**TASK DIRECTIONS**
Print out every record exactly as it appears.
--- START OF ROWS ---
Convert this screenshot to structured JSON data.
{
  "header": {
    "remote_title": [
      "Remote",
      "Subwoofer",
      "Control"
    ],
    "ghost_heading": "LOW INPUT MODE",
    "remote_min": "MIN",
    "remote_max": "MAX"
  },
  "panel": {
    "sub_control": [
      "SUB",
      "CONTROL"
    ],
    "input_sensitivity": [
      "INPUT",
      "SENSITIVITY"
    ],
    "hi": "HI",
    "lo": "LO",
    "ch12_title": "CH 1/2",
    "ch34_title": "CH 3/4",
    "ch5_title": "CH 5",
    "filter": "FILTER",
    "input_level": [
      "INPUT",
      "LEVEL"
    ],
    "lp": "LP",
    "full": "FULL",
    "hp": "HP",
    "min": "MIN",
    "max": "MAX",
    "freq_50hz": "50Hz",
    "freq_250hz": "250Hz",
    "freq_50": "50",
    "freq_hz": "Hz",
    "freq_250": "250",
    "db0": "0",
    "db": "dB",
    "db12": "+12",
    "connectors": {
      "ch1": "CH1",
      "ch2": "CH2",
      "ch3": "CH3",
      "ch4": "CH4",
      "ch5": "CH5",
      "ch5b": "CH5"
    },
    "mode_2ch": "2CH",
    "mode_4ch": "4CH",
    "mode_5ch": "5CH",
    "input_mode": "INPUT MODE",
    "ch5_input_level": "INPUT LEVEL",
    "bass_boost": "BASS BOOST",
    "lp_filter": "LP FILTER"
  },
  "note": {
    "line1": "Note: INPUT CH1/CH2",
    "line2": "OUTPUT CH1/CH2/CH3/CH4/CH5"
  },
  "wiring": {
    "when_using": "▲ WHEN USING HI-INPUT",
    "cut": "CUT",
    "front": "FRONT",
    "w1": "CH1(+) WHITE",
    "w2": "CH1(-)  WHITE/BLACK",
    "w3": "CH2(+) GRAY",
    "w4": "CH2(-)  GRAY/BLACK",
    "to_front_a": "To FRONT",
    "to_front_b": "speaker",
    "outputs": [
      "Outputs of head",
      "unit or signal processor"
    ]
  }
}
--- END OF ROWS ---
**SOLVED EXERCISE**
Convert this screenshot to structured JSON data.
{
  "header": {
    "remote_title": [
      "Remote",
      "Subwoofer",
      "Control"
    ],
    "ghost_heading": "LOW INPUT MODE",
    "remote_min": "MIN",
    "remote_max": "MAX"
  },
  "panel": {
    "sub_control": [
      "SUB",
      "CONTROL"
    ],
    "input_sensitivity": [
      "INPUT",
      "SENSITIVITY"
    ],
    "hi": "HI",
    "lo": "LO",
    "ch12_title": "CH 1/2",
    "ch34_title": "CH 3/4",
    "ch5_title": "CH 5",
    "filter": "FILTER",
    "input_level": [
      "INPUT",
      "LEVEL"
    ],
    "lp": "LP",
    "full": "FULL",
    "hp": "HP",
    "min": "MIN",
    "max": "MAX",
    "freq_50hz": "50Hz",
    "freq_250hz": "250Hz",
    "freq_50": "50",
    "freq_hz": "Hz",
    "freq_250": "250",
    "db0": "0",
    "db": "dB",
    "db12": "+12",
    "connectors": {
      "ch1": "CH1",
      "ch2": "CH2",
      "ch3": "CH3",
      "ch4": "CH4",
      "ch5": "CH5",
      "ch5b": "CH5"
    },
    "mode_2ch": "2CH",
    "mode_4ch": "4CH",
    "mode_5ch": "5CH",
    "input_mode": "INPUT MODE",
    "ch5_input_level": "INPUT LEVEL",
    "bass_boost": "BASS BOOST",
    "lp_filter": "LP FILTER"
  },
  "note": {
    "line1": "Note: INPUT CH1/CH2",
    "line2": "OUTPUT CH1/CH2/CH3/CH4/CH5"
  },
  "wiring": {
    "when_using": "▲ WHEN USING HI-INPUT",
    "cut": "CUT",
    "front": "FRONT",
    "w1": "CH1(+) WHITE",
    "w2": "CH1(-)  WHITE/BLACK",
    "w3": "CH2(+) GRAY",
    "w4": "CH2(-)  GRAY/BLACK",
    "to_front_a": "To FRONT",
    "to_front_b": "speaker",
    "outputs": [
      "Outputs of head",
      "unit or signal processor"
    ]
  }
}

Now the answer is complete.